What is being asked: Copy each entry as it stands, leaving nothing out.

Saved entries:
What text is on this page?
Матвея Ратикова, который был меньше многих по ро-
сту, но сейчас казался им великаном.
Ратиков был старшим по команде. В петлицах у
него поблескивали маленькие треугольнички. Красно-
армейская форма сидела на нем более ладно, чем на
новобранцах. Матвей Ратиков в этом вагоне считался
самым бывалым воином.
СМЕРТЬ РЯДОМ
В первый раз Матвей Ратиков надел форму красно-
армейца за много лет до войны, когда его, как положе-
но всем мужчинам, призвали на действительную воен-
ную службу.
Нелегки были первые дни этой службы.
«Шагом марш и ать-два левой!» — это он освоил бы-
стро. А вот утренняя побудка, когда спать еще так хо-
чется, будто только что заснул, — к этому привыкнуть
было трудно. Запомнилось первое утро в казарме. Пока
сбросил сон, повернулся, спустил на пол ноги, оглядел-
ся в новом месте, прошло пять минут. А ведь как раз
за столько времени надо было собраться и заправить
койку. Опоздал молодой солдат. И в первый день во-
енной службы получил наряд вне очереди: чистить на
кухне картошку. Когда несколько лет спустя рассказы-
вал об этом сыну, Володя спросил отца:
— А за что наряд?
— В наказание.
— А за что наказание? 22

Solved exercise:
What text is on this page?
Матвея Ратикова, который был меньше многих по ро-
сту, но сейчас казался им великаном.
Ратиков был старшим по команде. В петлицах у
него поблескивали маленькие треугольнички. Красно-
армейская форма сидела на нем более ладно, чем на
новобранцах. Матвей Ратиков в этом вагоне считался
самым бывалым воином.
СМЕРТЬ РЯДОМ
В первый раз Матвей Ратиков надел форму красно-
армейца за много лет до войны, когда его, как положе-
но всем мужчинам, призвали на действительную воен-
ную службу.
Нелегки были первые дни этой службы.
«Шагом марш и ать-два левой!» — это он освоил бы-
стро. А вот утренняя побудка, когда спать еще так хо-
чется, будто только что заснул, — к этому привыкнуть
было трудно. Запомнилось первое утро в казарме. Пока
сбросил сон, повернулся, спустил на пол ноги, оглядел-
ся в новом месте, прошло пять минут. А ведь как раз
за столько времени надо было собраться и заправить
койку. Опоздал молодой солдат. И в первый день во-
енной службы получил наряд вне очереди: чистить на
кухне картошку. Когда несколько лет спустя рассказы-
вал об этом сыну, Володя спросил отца:
— А за что наряд?
— В наказание.
— А за что наказание? 22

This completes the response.